■ **To be done**: Copy every record below exactly.

○ ○ ○ ○ ○

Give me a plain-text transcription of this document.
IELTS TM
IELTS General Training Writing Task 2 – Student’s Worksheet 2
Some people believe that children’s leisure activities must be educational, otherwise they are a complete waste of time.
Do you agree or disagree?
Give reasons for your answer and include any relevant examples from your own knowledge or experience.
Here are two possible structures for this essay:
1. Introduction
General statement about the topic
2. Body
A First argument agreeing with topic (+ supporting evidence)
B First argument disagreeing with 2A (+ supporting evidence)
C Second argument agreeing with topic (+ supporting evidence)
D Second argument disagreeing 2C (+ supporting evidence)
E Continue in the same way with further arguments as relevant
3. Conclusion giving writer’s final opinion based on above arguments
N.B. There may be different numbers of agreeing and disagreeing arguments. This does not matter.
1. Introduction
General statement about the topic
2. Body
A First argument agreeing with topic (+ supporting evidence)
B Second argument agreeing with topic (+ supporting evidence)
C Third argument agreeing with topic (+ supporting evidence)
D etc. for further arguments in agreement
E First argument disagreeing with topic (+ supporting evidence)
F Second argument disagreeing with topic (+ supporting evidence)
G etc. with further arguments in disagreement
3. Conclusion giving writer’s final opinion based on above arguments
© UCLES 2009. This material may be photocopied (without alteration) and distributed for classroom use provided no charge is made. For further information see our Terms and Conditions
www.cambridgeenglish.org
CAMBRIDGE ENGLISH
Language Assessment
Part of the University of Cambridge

○ ○ ○ ○ ○

■ **Written solution**:
Give me a plain-text transcription of this document.
IELTS TM
IELTS General Training Writing Task 2 – Student’s Worksheet 2
Some people believe that children’s leisure activities must be educational, otherwise they are a complete waste of time.
Do you agree or disagree?
Give reasons for your answer and include any relevant examples from your own knowledge or experience.
Here are two possible structures for this essay:
1. Introduction
General statement about the topic
2. Body
A First argument agreeing with topic (+ supporting evidence)
B First argument disagreeing with 2A (+ supporting evidence)
C Second argument agreeing with topic (+ supporting evidence)
D Second argument disagreeing 2C (+ supporting evidence)
E Continue in the same way with further arguments as relevant
3. Conclusion giving writer’s final opinion based on above arguments
N.B. There may be different numbers of agreeing and disagreeing arguments. This does not matter.
1. Introduction
General statement about the topic
2. Body
A First argument agreeing with topic (+ supporting evidence)
B Second argument agreeing with topic (+ supporting evidence)
C Third argument agreeing with topic (+ supporting evidence)
D etc. for further arguments in agreement
E First argument disagreeing with topic (+ supporting evidence)
F Second argument disagreeing with topic (+ supporting evidence)
G etc. with further arguments in disagreement
3. Conclusion giving writer’s final opinion based on above arguments
© UCLES 2009. This material may be photocopied (without alteration) and distributed for classroom use provided no charge is made. For further information see our Terms and Conditions
www.cambridgeenglish.org
CAMBRIDGE ENGLISH
Language Assessment
Part of the University of Cambridge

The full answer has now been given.